• **Required work**
All the entries need to be duplicated exactly, with the pictures omitted.

___ Source material ___

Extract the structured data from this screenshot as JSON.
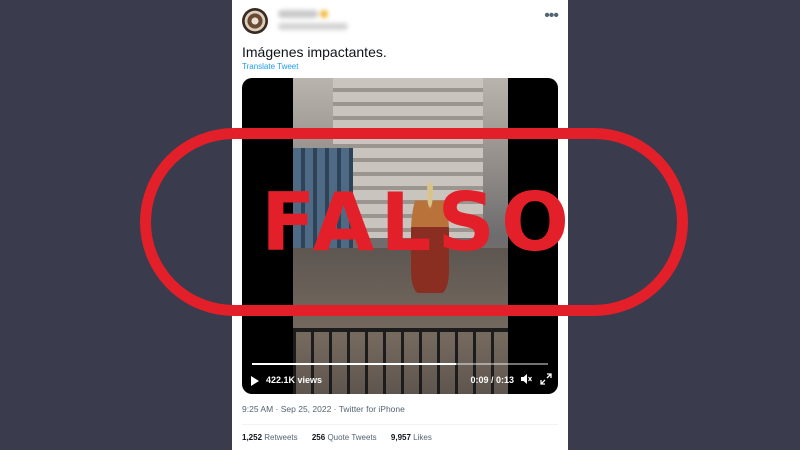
{
  "tweet": {
    "text": "Imágenes impactantes.",
    "translate_label": "Translate Tweet",
    "more_glyph": "•••",
    "meta": "9:25 AM · Sep 25, 2022 · Twitter for iPhone"
  },
  "video": {
    "views": "422.1K views",
    "time": "0:09 / 0:13",
    "progress": 0.69
  },
  "stats": {
    "retweets_count": "1,252",
    "retweets_label": "Retweets",
    "quotes_count": "256",
    "quotes_label": "Quote Tweets",
    "likes_count": "9,957",
    "likes_label": "Likes"
  },
  "stamp": {
    "text": "FALSO",
    "color": "#e3202a"
  },
  "colors": {
    "background": "#3a3b4c",
    "link": "#1d9bf0",
    "text_secondary": "#536471"
  },
  "icons": [
    "more-icon",
    "play-icon",
    "volume-icon",
    "fullscreen-icon"
  ]
}
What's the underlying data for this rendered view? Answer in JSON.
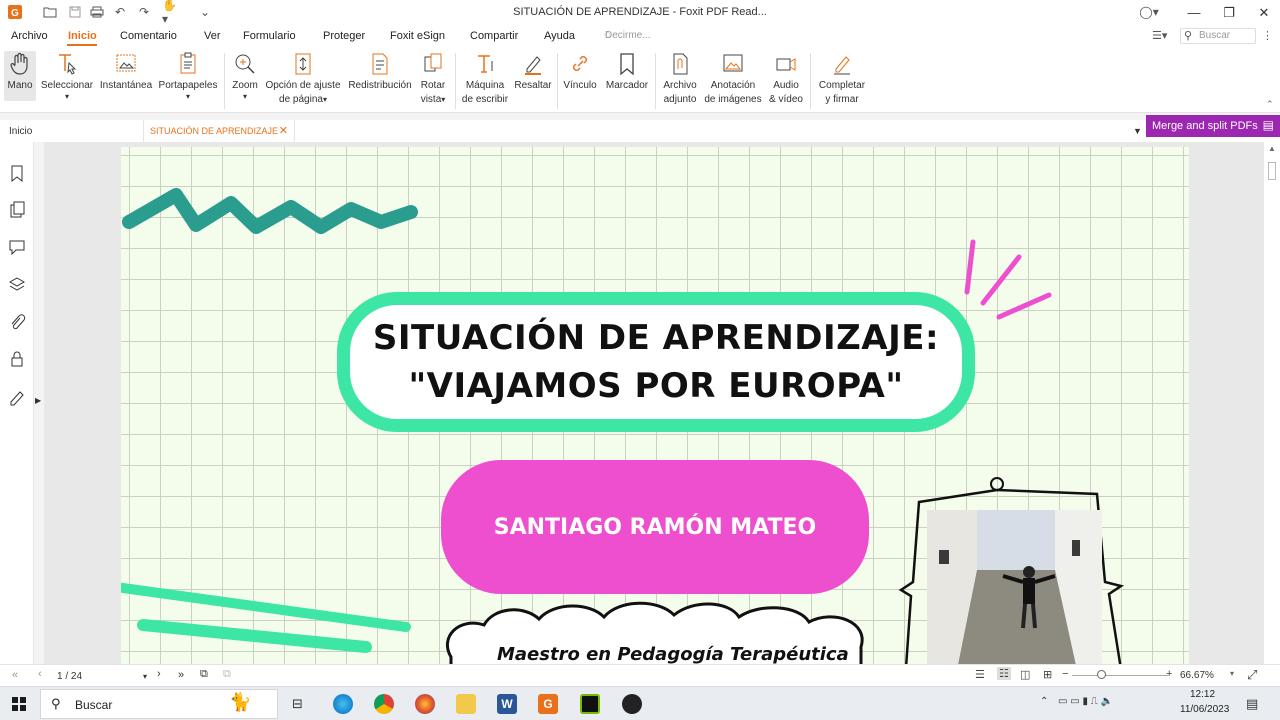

___

• **Solution to this problem**
Extract the structured data from this screenshot as JSON.
{
  "tweet": {
    "text": "Imágenes impactantes.",
    "translate_label": "Translate Tweet",
    "more_glyph": "•••",
    "meta": "9:25 AM · Sep 25, 2022 · Twitter for iPhone"
  },
  "video": {
    "views": "422.1K views",
    "time": "0:09 / 0:13",
    "progress": 0.69
  },
  "stats": {
    "retweets_count": "1,252",
    "retweets_label": "Retweets",
    "quotes_count": "256",
    "quotes_label": "Quote Tweets",
    "likes_count": "9,957",
    "likes_label": "Likes"
  },
  "stamp": {
    "text": "FALSO",
    "color": "#e3202a"
  },
  "colors": {
    "background": "#3a3b4c",
    "link": "#1d9bf0",
    "text_secondary": "#536471"
  },
  "icons": [
    "more-icon",
    "play-icon",
    "volume-icon",
    "fullscreen-icon"
  ]
}
What's the underlying data for this rendered view? Answer in JSON.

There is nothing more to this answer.